_Source_
— start —

The Barely Legal Type: Purity Culture, Rape Culture, and America’s Lose-Lose Proposition for Girls
The very parts of American culture that claim to promote teen abstinence and sexual purity operate on a parallel logic to the rape culture that enables the darkest misogynistic violence against women.
Last week, Megyn Kelly took to her show to launch a bizarre defense of Donald Trump by way of a defense of Jeffrey Epstein. Litigating the distinctions between pedophilia and ephebophilia, Kelly stressed that Epstein’s interest in young girls was centered on adult-presenting fifteen year-olds, which she referred to as “the barely legal type.” Here is an excerpt:
[Epstein] was into the barely legal type, like, he liked 15-year-old girls. [I’m] not trying to make an excuse for this, I'm just giving you facts — that he wasn't into, like, 8-year-olds. But he liked the very young teen types that could pass for even younger than they were, but would look legal to a passer-by.
Her argument generated considerable outrage. Many pointed out the simple fact that fifteen is not “barely legal” according to the age-of-consent laws in any U.S. state. Others appropriately attacked Kelly’s suggestion that teenagers are somehow adult-passing rather than clearly being adolescent girls.
While it is encouraging to see comments like Kelly’s receive such widespread condemnation, they did not come from nowhere. Rather, Kelly’s grotesque minimization of Epstein’s abuses rests on deeply ingrained attitudes and ideas about women in American society, including evangelical Christianity. The truth is that we have sexualized teenagers and we continue to do so. And even the very parts of American culture that claim to promote teen abstinence and sexual purity operate on a parallel logic to the rape culture that enables the darkest misogynistic violence against women. I want to explore some of these themes below, using Kelly’s comments as a guidepost.
What a teenager looks like
As I noted, Kelly’s comments engendered a massive amount of pushback. A number of women took to social media to show what they themselves looked like in their mid-teens. As these users all noted, fifteen looks decidedly non-adult—it’s braces, childlike cheeks, and the awkward graces of adolescence.
As NPR reported, former One Day At a Time star Valerie Bertinelli posted a photo and the comment, “This picture was taken in 1975. I'm 15. I'm a child. I'm gonna say this a little louder for those in the back row. I'm FIFTEEN. I'M A CHILD."

— end —

_Stored data_
— start —

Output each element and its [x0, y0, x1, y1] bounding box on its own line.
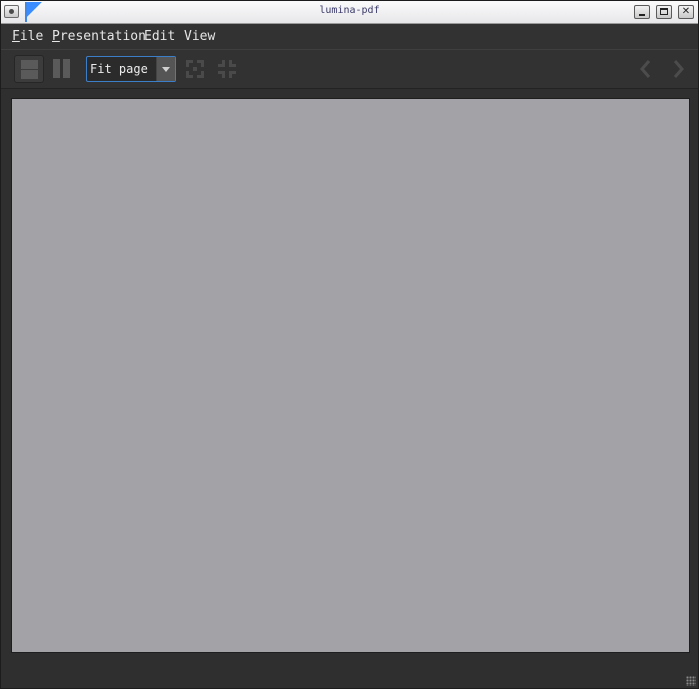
single-page-view-icon [21, 60, 38, 79]
single-page-view-button[interactable] [14, 55, 44, 83]
dual-page-view-icon [53, 59, 70, 78]
menu-presentation[interactable]: Presentation [52, 29, 146, 44]
shrink-button[interactable] [213, 55, 243, 83]
minimize-button[interactable] [634, 5, 650, 19]
shrink-icon [218, 60, 236, 78]
menu-edit-label: Edit [144, 29, 176, 44]
menu-file-mnemonic: F [12, 29, 20, 44]
app-window: lumina-pdf ✕ File Presentation Edit View… [0, 0, 699, 689]
previous-page-button[interactable] [634, 56, 658, 82]
menu-file[interactable]: File [12, 29, 43, 44]
window-title: lumina-pdf [319, 5, 380, 16]
maximize-button[interactable] [656, 5, 672, 19]
expand-icon [186, 60, 204, 78]
menu-bar: File Presentation Edit View [1, 24, 698, 50]
menu-presentation-label: resentation [59, 29, 146, 44]
menu-view[interactable]: View [184, 29, 215, 44]
chevron-down-icon[interactable] [156, 57, 175, 81]
close-button[interactable]: ✕ [678, 5, 694, 19]
zoom-select[interactable]: Fit page [86, 56, 176, 82]
document-viewer[interactable] [1, 89, 698, 688]
next-page-button[interactable] [666, 56, 690, 82]
menu-file-label: ile [19, 29, 44, 44]
resize-grip[interactable] [686, 676, 696, 686]
chevron-left-icon [640, 60, 651, 78]
menu-presentation-mnemonic: P [52, 29, 60, 44]
menu-view-label: View [184, 29, 216, 44]
zoom-select-value: Fit page [90, 62, 148, 76]
title-bar[interactable]: lumina-pdf ✕ [1, 1, 698, 24]
toolbar: Fit page [1, 50, 698, 89]
expand-button[interactable] [181, 55, 211, 83]
dual-page-view-button[interactable] [47, 55, 77, 83]
page-canvas[interactable] [11, 98, 690, 653]
menu-edit[interactable]: Edit [144, 29, 175, 44]
chevron-right-icon [673, 60, 684, 78]
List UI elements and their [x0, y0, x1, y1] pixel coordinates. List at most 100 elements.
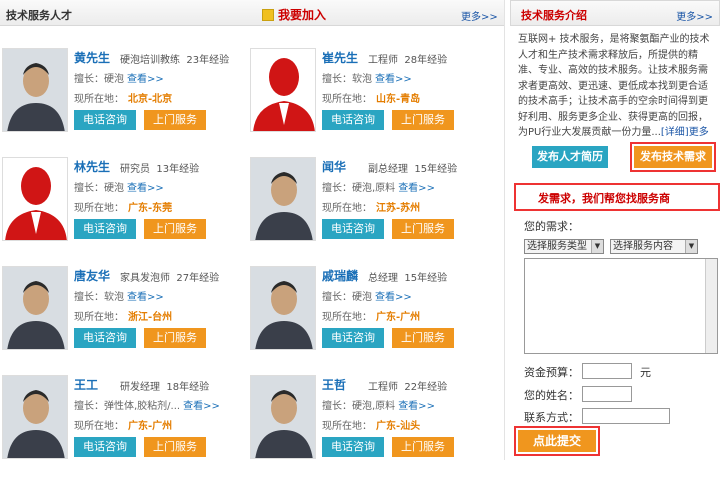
view-more-link[interactable]: 查看>>	[183, 401, 220, 412]
publish-demand-button[interactable]: 发布技术需求	[634, 146, 712, 168]
talent-card: 闻华 副总经理 15年经验 擅长：硬泡,原料 查看>> 现所在地： 江苏-苏州 电话…	[250, 157, 500, 262]
talent-name[interactable]: 黄先生	[74, 49, 110, 66]
phone-consult-button[interactable]: 电话咨询	[74, 328, 136, 348]
budget-unit: 元	[640, 366, 651, 379]
service-type-select[interactable]: 选择服务类型 ▼	[524, 239, 604, 254]
service-sidebar: 技术服务介绍 更多>> 互联网+ 技术服务，是将聚氨酯产业的技术人才和生产技术需…	[510, 0, 720, 460]
view-more-link[interactable]: 查看>>	[375, 74, 412, 85]
skill-value: 硬泡,原料	[352, 183, 396, 194]
submit-button[interactable]: 点此提交	[518, 430, 596, 452]
contact-input[interactable]	[582, 408, 670, 424]
onsite-service-button[interactable]: 上门服务	[144, 328, 206, 348]
location-label: 现所在地：	[322, 312, 372, 323]
talent-name[interactable]: 崔先生	[322, 49, 358, 66]
talent-location: 现所在地： 江苏-苏州	[322, 199, 420, 214]
location-label: 现所在地：	[322, 203, 372, 214]
skill-value: 硬泡,原料	[352, 401, 396, 412]
service-content-select[interactable]: 选择服务内容 ▼	[610, 239, 698, 254]
talent-skill: 擅长：硬泡 查看>>	[74, 70, 164, 85]
default-avatar[interactable]	[250, 48, 316, 132]
onsite-service-button[interactable]: 上门服务	[392, 328, 454, 348]
location-value: 北京-北京	[128, 94, 173, 105]
skill-label: 擅长：	[74, 292, 104, 303]
need-textarea[interactable]	[524, 258, 718, 354]
join-link[interactable]: 我要加入	[262, 6, 326, 23]
skill-label: 擅长：	[74, 74, 104, 85]
talent-years: 18年经验	[166, 382, 210, 393]
talent-skill: 擅长：硬泡 查看>>	[74, 179, 164, 194]
profile-photo[interactable]	[250, 375, 316, 459]
talent-name[interactable]: 闻华	[322, 158, 346, 175]
phone-consult-button[interactable]: 电话咨询	[74, 110, 136, 130]
form-header: 发需求，我们帮您找服务商	[514, 183, 720, 211]
talent-skill: 擅长：软泡 查看>>	[322, 70, 412, 85]
location-label: 现所在地：	[74, 312, 124, 323]
talent-location: 现所在地： 北京-北京	[74, 90, 172, 105]
talent-more-link[interactable]: 更多>>	[461, 8, 498, 23]
location-value: 广东-广州	[128, 421, 173, 432]
talent-skill: 擅长：硬泡,原料 查看>>	[322, 397, 435, 412]
talent-job-title: 硬泡培训教练	[120, 55, 180, 66]
view-more-link[interactable]: 查看>>	[127, 74, 164, 85]
phone-consult-button[interactable]: 电话咨询	[74, 437, 136, 457]
name-label: 您的姓名：	[524, 389, 579, 402]
default-avatar[interactable]	[2, 157, 68, 241]
talent-name[interactable]: 王哲	[322, 376, 346, 393]
onsite-service-button[interactable]: 上门服务	[144, 110, 206, 130]
view-more-link[interactable]: 查看>>	[398, 401, 435, 412]
view-more-link[interactable]: 查看>>	[398, 183, 435, 194]
talent-name[interactable]: 戚瑞麟	[322, 267, 358, 284]
profile-photo[interactable]	[250, 266, 316, 350]
talent-location: 现所在地： 广东-广州	[322, 308, 420, 323]
skill-label: 擅长：	[74, 401, 104, 412]
talent-card: 王工 研发经理 18年经验 擅长：弹性体,胶粘剂/... 查看>> 现所在地： 广东…	[2, 375, 252, 480]
view-more-link[interactable]: 查看>>	[375, 292, 412, 303]
service-type-value: 选择服务类型	[527, 241, 587, 252]
talent-years: 23年经验	[186, 55, 230, 66]
onsite-service-button[interactable]: 上门服务	[392, 437, 454, 457]
skill-label: 擅长：	[322, 183, 352, 194]
talent-location: 现所在地： 浙江-台州	[74, 308, 172, 323]
talent-name[interactable]: 唐友华	[74, 267, 110, 284]
publish-resume-button[interactable]: 发布人才简历	[532, 146, 608, 168]
intro-title: 技术服务介绍	[521, 9, 587, 22]
intro-more-link[interactable]: 更多>>	[676, 8, 713, 23]
view-more-link[interactable]: 查看>>	[127, 183, 164, 194]
skill-label: 擅长：	[322, 292, 352, 303]
phone-consult-button[interactable]: 电话咨询	[322, 219, 384, 239]
budget-label: 资金预算：	[524, 366, 579, 379]
onsite-service-button[interactable]: 上门服务	[392, 110, 454, 130]
phone-consult-button[interactable]: 电话咨询	[322, 328, 384, 348]
phone-consult-button[interactable]: 电话咨询	[322, 437, 384, 457]
budget-input[interactable]	[582, 363, 632, 379]
location-label: 现所在地：	[74, 421, 124, 432]
skill-value: 软泡	[104, 292, 124, 303]
profile-photo[interactable]	[2, 48, 68, 132]
phone-consult-button[interactable]: 电话咨询	[74, 219, 136, 239]
talent-card: 王哲 工程师 22年经验 擅长：硬泡,原料 查看>> 现所在地： 广东-汕头 电话咨…	[250, 375, 500, 480]
view-more-link[interactable]: 查看>>	[127, 292, 164, 303]
talent-job-title: 研究员	[120, 164, 150, 175]
location-label: 现所在地：	[74, 94, 124, 105]
onsite-service-button[interactable]: 上门服务	[144, 437, 206, 457]
phone-consult-button[interactable]: 电话咨询	[322, 110, 384, 130]
talent-title-years: 工程师 28年经验	[368, 51, 447, 66]
profile-photo[interactable]	[2, 266, 68, 350]
onsite-service-button[interactable]: 上门服务	[144, 219, 206, 239]
talent-years: 22年经验	[404, 382, 448, 393]
textarea-scrollbar[interactable]	[705, 259, 717, 353]
talent-job-title: 总经理	[368, 273, 398, 284]
profile-photo[interactable]	[250, 157, 316, 241]
talent-name[interactable]: 王工	[74, 376, 98, 393]
name-input[interactable]	[582, 386, 632, 402]
talent-title-years: 研发经理 18年经验	[120, 378, 209, 393]
talent-skill: 擅长：软泡 查看>>	[74, 288, 164, 303]
talent-years: 27年经验	[176, 273, 220, 284]
onsite-service-button[interactable]: 上门服务	[392, 219, 454, 239]
profile-photo[interactable]	[2, 375, 68, 459]
skill-value: 硬泡	[352, 292, 372, 303]
talent-title: 技术服务人才	[6, 9, 72, 22]
dropdown-arrow-icon: ▼	[685, 240, 697, 253]
talent-name[interactable]: 林先生	[74, 158, 110, 175]
talent-title-years: 总经理 15年经验	[368, 269, 447, 284]
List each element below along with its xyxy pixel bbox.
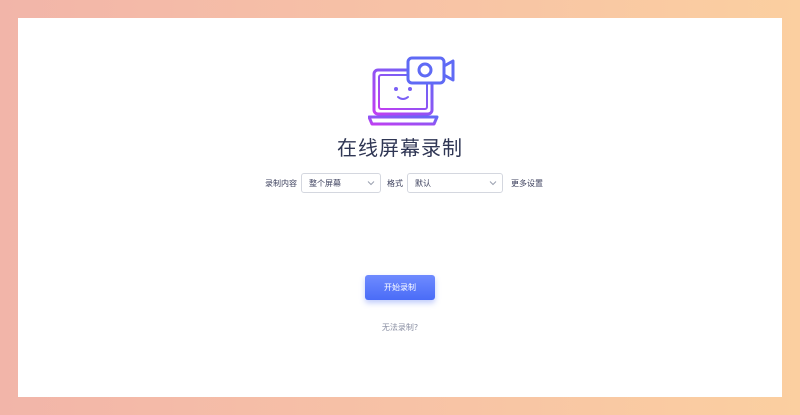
format-label: 格式 xyxy=(387,178,403,188)
content-select-value: 整个屏幕 xyxy=(309,178,341,188)
chevron-down-icon xyxy=(367,181,375,186)
chevron-down-icon xyxy=(489,181,497,186)
laptop-camera-icon xyxy=(368,56,455,126)
start-recording-button[interactable]: 开始录制 xyxy=(365,275,435,300)
record-options: 录制内容 整个屏幕 格式 默认 更多设置 xyxy=(265,173,543,193)
cannot-record-link[interactable]: 无法录制? xyxy=(18,322,782,333)
page-title: 在线屏幕录制 xyxy=(337,136,463,160)
content-select[interactable]: 整个屏幕 xyxy=(301,173,381,193)
format-select-value: 默认 xyxy=(415,178,431,188)
content-label: 录制内容 xyxy=(265,178,297,188)
more-settings-link[interactable]: 更多设置 xyxy=(511,178,543,189)
format-select[interactable]: 默认 xyxy=(407,173,503,193)
main-card: 在线屏幕录制 录制内容 整个屏幕 格式 默认 更多设置 开始录制 无法录制? xyxy=(18,18,782,397)
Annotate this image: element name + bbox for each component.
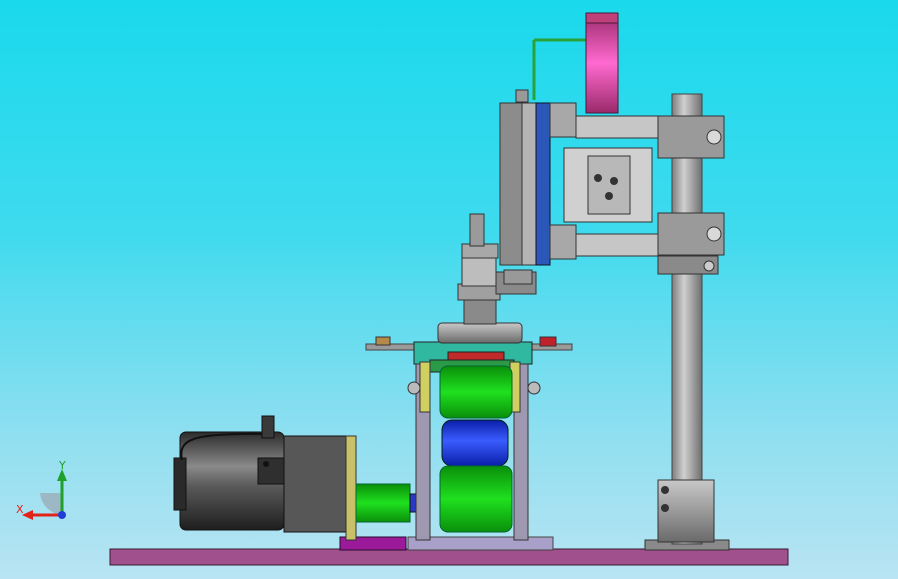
x-arrowhead — [22, 510, 33, 520]
x-axis-label: X — [16, 503, 24, 516]
green-roller-upper[interactable] — [439, 365, 513, 419]
magenta-cylinder[interactable] — [585, 12, 619, 114]
slide-carriage[interactable] — [499, 38, 659, 285]
blue-roller[interactable] — [441, 419, 509, 467]
coupling[interactable] — [355, 483, 425, 523]
vertical-post[interactable] — [657, 93, 725, 545]
cad-model[interactable] — [0, 0, 898, 579]
z-axis-point — [58, 511, 66, 519]
axis-triad-graphic: Y X — [16, 459, 67, 520]
axis-triad: Y X — [14, 455, 84, 525]
green-roller-lower[interactable] — [439, 465, 513, 533]
servo-motor[interactable] — [173, 415, 357, 541]
y-axis-label: Y — [58, 459, 66, 472]
cad-viewport[interactable]: Y X — [0, 0, 898, 579]
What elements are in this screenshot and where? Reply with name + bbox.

— end —

_The tasks_
(A) In the purity culture essay, in what year was the photo Valerie Bertinelli posted taken?
(B) Decide whether each statement agrees with the purity culture essay, and back each yes or no with the text's deciding words in quotation marks. (i) Megyn Kelly used the phrase "the barely legal type" for the girls Epstein was interested in. (ii) Fifteen counts as barely legal under the age-of-consent laws of some U.S. states. (iii) Valerie Bertinelli was a star of One Day At a Time.

_Solutions to the exercise_
(A) 1975

(B)
(i) Yes: "which she referred to as “the barely legal type.”"
(ii) No: "fifteen is not “barely legal” according to the age-of-consent laws in any U.S. state."
(iii) Yes: "former One Day At a Time star Valerie Bertinelli"